(begin)

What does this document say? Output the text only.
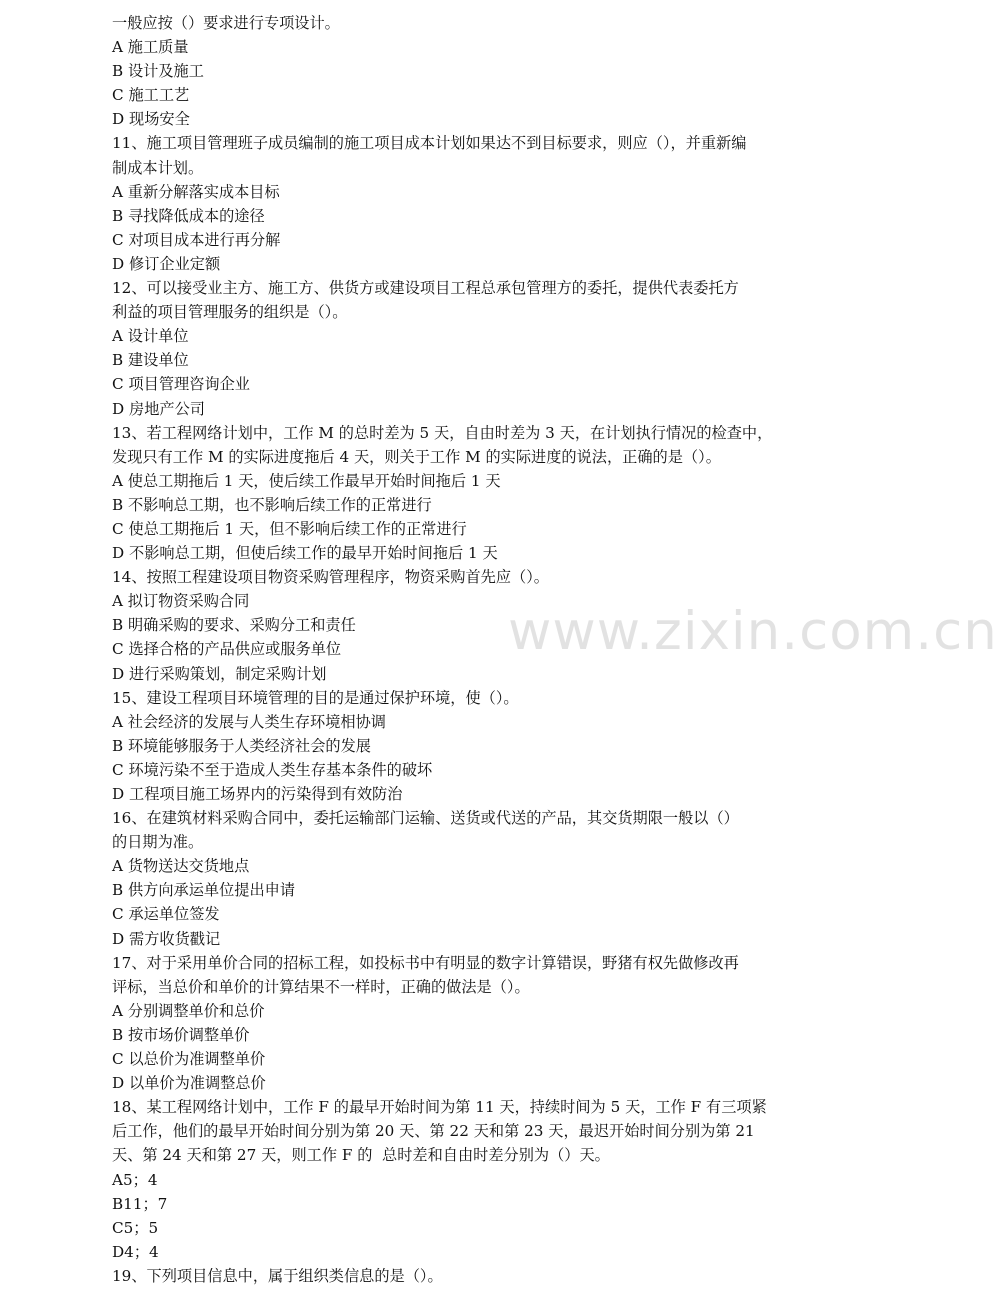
一般应按（）要求进行专项设计。
A 施工质量
B 设计及施工
C 施工工艺
D 现场安全
11、施工项目管理班子成员编制的施工项目成本计划如果达不到目标要求，则应（），并重新编
制成本计划。
A 重新分解落实成本目标
B 寻找降低成本的途径
C 对项目成本进行再分解
D 修订企业定额
12、可以接受业主方、施工方、供货方或建设项目工程总承包管理方的委托，提供代表委托方
利益的项目管理服务的组织是（）。
A 设计单位
B 建设单位
C 项目管理咨询企业
D 房地产公司
13、若工程网络计划中，工作 M 的总时差为 5 天，自由时差为 3 天，在计划执行情况的检查中，
发现只有工作 M 的实际进度拖后 4 天，则关于工作 M 的实际进度的说法，正确的是（）。
A 使总工期拖后 1 天，使后续工作最早开始时间拖后 1 天
B 不影响总工期，也不影响后续工作的正常进行
C 使总工期拖后 1 天，但不影响后续工作的正常进行
D 不影响总工期，但使后续工作的最早开始时间拖后 1 天
14、按照工程建设项目物资采购管理程序，物资采购首先应（）。
A 拟订物资采购合同
B 明确采购的要求、采购分工和责任
C 选择合格的产品供应或服务单位
D 进行采购策划，制定采购计划
15、建设工程项目环境管理的目的是通过保护环境，使（）。
A 社会经济的发展与人类生存环境相协调
B 环境能够服务于人类经济社会的发展
C 环境污染不至于造成人类生存基本条件的破坏
D 工程项目施工场界内的污染得到有效防治
16、在建筑材料采购合同中，委托运输部门运输、送货或代送的产品，其交货期限一般以（）
的日期为准。
A 货物送达交货地点
B 供方向承运单位提出申请
C 承运单位签发
D 需方收货戳记
17、对于采用单价合同的招标工程，如投标书中有明显的数字计算错误，野猪有权先做修改再
评标，当总价和单价的计算结果不一样时，正确的做法是（）。
A 分别调整单价和总价
B 按市场价调整单价
C 以总价为准调整单价
D 以单价为准调整总价
18、某工程网络计划中，工作 F 的最早开始时间为第 11 天，持续时间为 5 天，工作 F 有三项紧
后工作，他们的最早开始时间分别为第 20 天、第 22 天和第 23 天，最迟开始时间分别为第 21
天、第 24 天和第 27 天，则工作 F 的  总时差和自由时差分别为（）天。
A5；4
B11；7
C5；5
D4；4
19、下列项目信息中，属于组织类信息的是（）。
www.zixin.com.cn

(end)

### Task statement
Transcribe the preceding listing in its entirety and with exact wording, leaving out pictures.

### Answer in full
What does this document say? Output the text only.
一般应按（）要求进行专项设计。
A 施工质量
B 设计及施工
C 施工工艺
D 现场安全
11、施工项目管理班子成员编制的施工项目成本计划如果达不到目标要求，则应（），并重新编
制成本计划。
A 重新分解落实成本目标
B 寻找降低成本的途径
C 对项目成本进行再分解
D 修订企业定额
12、可以接受业主方、施工方、供货方或建设项目工程总承包管理方的委托，提供代表委托方
利益的项目管理服务的组织是（）。
A 设计单位
B 建设单位
C 项目管理咨询企业
D 房地产公司
13、若工程网络计划中，工作 M 的总时差为 5 天，自由时差为 3 天，在计划执行情况的检查中，
发现只有工作 M 的实际进度拖后 4 天，则关于工作 M 的实际进度的说法，正确的是（）。
A 使总工期拖后 1 天，使后续工作最早开始时间拖后 1 天
B 不影响总工期，也不影响后续工作的正常进行
C 使总工期拖后 1 天，但不影响后续工作的正常进行
D 不影响总工期，但使后续工作的最早开始时间拖后 1 天
14、按照工程建设项目物资采购管理程序，物资采购首先应（）。
A 拟订物资采购合同
B 明确采购的要求、采购分工和责任
C 选择合格的产品供应或服务单位
D 进行采购策划，制定采购计划
15、建设工程项目环境管理的目的是通过保护环境，使（）。
A 社会经济的发展与人类生存环境相协调
B 环境能够服务于人类经济社会的发展
C 环境污染不至于造成人类生存基本条件的破坏
D 工程项目施工场界内的污染得到有效防治
16、在建筑材料采购合同中，委托运输部门运输、送货或代送的产品，其交货期限一般以（）
的日期为准。
A 货物送达交货地点
B 供方向承运单位提出申请
C 承运单位签发
D 需方收货戳记
17、对于采用单价合同的招标工程，如投标书中有明显的数字计算错误，野猪有权先做修改再
评标，当总价和单价的计算结果不一样时，正确的做法是（）。
A 分别调整单价和总价
B 按市场价调整单价
C 以总价为准调整单价
D 以单价为准调整总价
18、某工程网络计划中，工作 F 的最早开始时间为第 11 天，持续时间为 5 天，工作 F 有三项紧
后工作，他们的最早开始时间分别为第 20 天、第 22 天和第 23 天，最迟开始时间分别为第 21
天、第 24 天和第 27 天，则工作 F 的  总时差和自由时差分别为（）天。
A5；4
B11；7
C5；5
D4；4
19、下列项目信息中，属于组织类信息的是（）。
www.zixin.com.cn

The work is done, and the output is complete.